The result should be every line in the material below containing the string "Shijiazhuang".
[The records Boundary: Start]
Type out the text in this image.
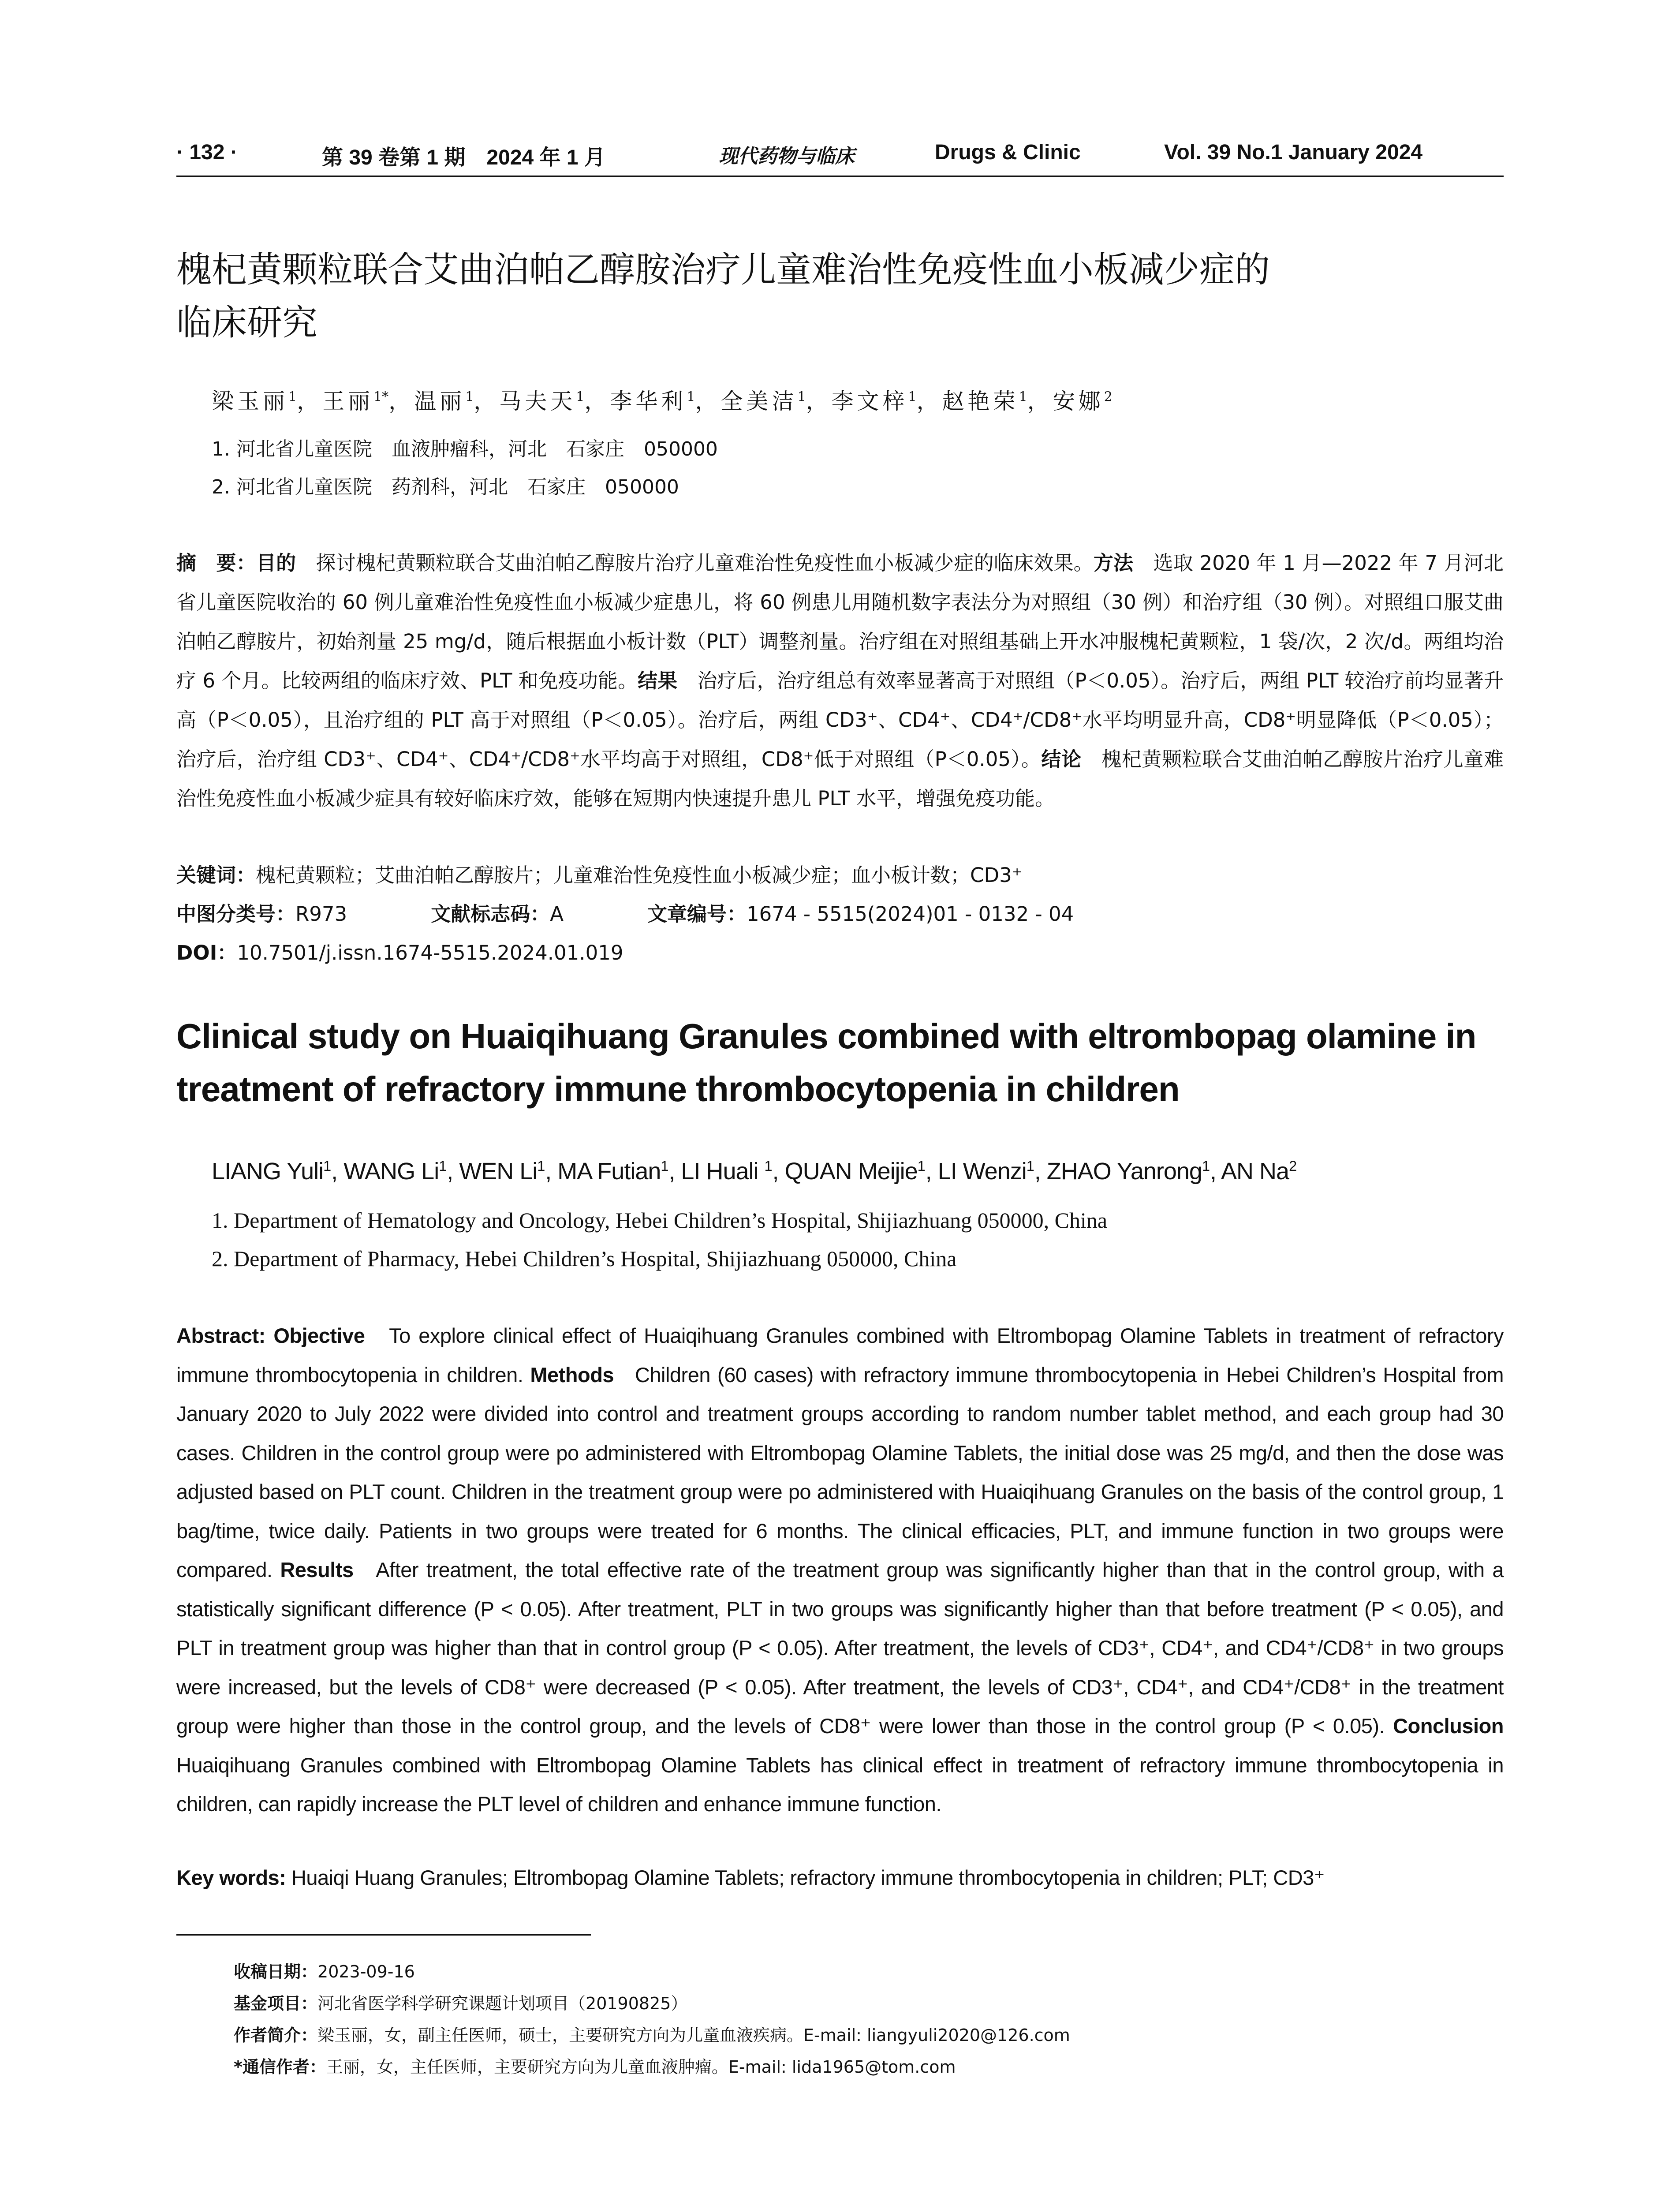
· 132 ·	第 39 卷第 1 期　2024 年 1 月	现代药物与临床	Drugs & Clinic	Vol. 39 No.1 January 2024
槐杞黄颗粒联合艾曲泊帕乙醇胺治疗儿童难治性免疫性血小板减少症的
临床研究
梁玉丽$^1$，王丽$^{1*}$，温丽$^1$，马夫天$^1$，李华利$^1$，全美洁$^1$，李文梓$^1$，赵艳荣$^1$，安娜$^2$
1. 河北省儿童医院　血液肿瘤科，河北　石家庄　050000
2. 河北省儿童医院　药剂科，河北　石家庄　050000
摘　要：目的　 探讨槐杞黄颗粒联合艾曲泊帕乙醇胺片治疗儿童难治性免疫性血小板减少症的临床效果。方法　 选取 2020 年 1 月—2022 年 7 月河北省儿童医院收治的 60 例儿童难治性免疫性血小板减少症患儿，将 60 例患儿用随机数字表法分为对照组（30 例）和治疗组（30 例）。对照组口服艾曲泊帕乙醇胺片，初始剂量 25 mg/d，随后根据血小板计数（PLT）调整剂量。治疗组在对照组基础上开水冲服槐杞黄颗粒，1 袋/次，2 次/d。两组均治疗 6 个月。比较两组的临床疗效、PLT 和免疫功能。结果　 治疗后，治疗组总有效率显著高于对照组（P＜0.05）。治疗后，两组 PLT 较治疗前均显著升高（P＜0.05），且治疗组的 PLT 高于对照组（P＜0.05）。治疗后，两组 CD3⁺、CD4⁺、CD4⁺/CD8⁺水平均明显升高，CD8⁺明显降低（P＜0.05）；治疗后，治疗组 CD3⁺、CD4⁺、CD4⁺/CD8⁺水平均高于对照组，CD8⁺低于对照组（P＜0.05）。结论　 槐杞黄颗粒联合艾曲泊帕乙醇胺片治疗儿童难治性免疫性血小板减少症具有较好临床疗效，能够在短期内快速提升患儿 PLT 水平，增强免疫功能。
关键词：槐杞黄颗粒；艾曲泊帕乙醇胺片；儿童难治性免疫性血小板减少症；血小板计数；CD3⁺
中图分类号：R973	文献标志码：A	文章编号：1674 - 5515(2024)01 - 0132 - 04
DOI：10.7501/j.issn.1674-5515.2024.01.019
Clinical study on Huaiqihuang Granules combined with eltrombopag olamine in
treatment of refractory immune thrombocytopenia in children
LIANG Yuli$^1$, WANG Li$^1$, WEN Li$^1$, MA Futian$^1$, LI Huali $^1$, QUAN Meijie$^1$, LI Wenzi$^1$, ZHAO Yanrong$^1$, AN Na$^2$
1. Department of Hematology and Oncology, Hebei Children’s Hospital, Shijiazhuang 050000, China
2. Department of Pharmacy, Hebei Children’s Hospital, Shijiazhuang 050000, China
Abstract: Objective To explore clinical effect of Huaiqihuang Granules combined with Eltrombopag Olamine Tablets in treatment of refractory immune thrombocytopenia in children. Methods Children (60 cases) with refractory immune thrombocytopenia in Hebei Children’s Hospital from January 2020 to July 2022 were divided into control and treatment groups according to random number tablet method, and each group had 30 cases. Children in the control group were po administered with Eltrombopag Olamine Tablets, the initial dose was 25 mg/d, and then the dose was adjusted based on PLT count. Children in the treatment group were po administered with Huaiqihuang Granules on the basis of the control group, 1 bag/time, twice daily. Patients in two groups were treated for 6 months. The clinical efficacies, PLT, and immune function in two groups were compared. Results After treatment, the total effective rate of the treatment group was significantly higher than that in the control group, with a statistically significant difference (P < 0.05). After treatment, PLT in two groups was significantly higher than that before treatment (P < 0.05), and PLT in treatment group was higher than that in control group (P < 0.05). After treatment, the levels of CD3⁺, CD4⁺, and CD4⁺/CD8⁺ in two groups were increased, but the levels of CD8⁺ were decreased (P < 0.05). After treatment, the levels of CD3⁺, CD4⁺, and CD4⁺/CD8⁺ in the treatment group were higher than those in the control group, and the levels of CD8⁺ were lower than those in the control group (P < 0.05). Conclusion Huaiqihuang Granules combined with Eltrombopag Olamine Tablets has clinical effect in treatment of refractory immune thrombocytopenia in children, can rapidly increase the PLT level of children and enhance immune function.
Key words: Huaiqi Huang Granules; Eltrombopag Olamine Tablets; refractory immune thrombocytopenia in children; PLT; CD3⁺
收稿日期：2023-09-16
基金项目：河北省医学科学研究课题计划项目（20190825）
作者简介：梁玉丽，女，副主任医师，硕士，主要研究方向为儿童血液疾病。E-mail: liangyuli2020@126.com
*通信作者：王丽，女，主任医师，主要研究方向为儿童血液肿瘤。E-mail: lida1965@tom.com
[The records Boundary: End]
**Output of the exercise:**
1. Department of Hematology and Oncology, Hebei Children’s Hospital, Shijiazhuang 050000, China
2. Department of Pharmacy, Hebei Children’s Hospital, Shijiazhuang 050000, China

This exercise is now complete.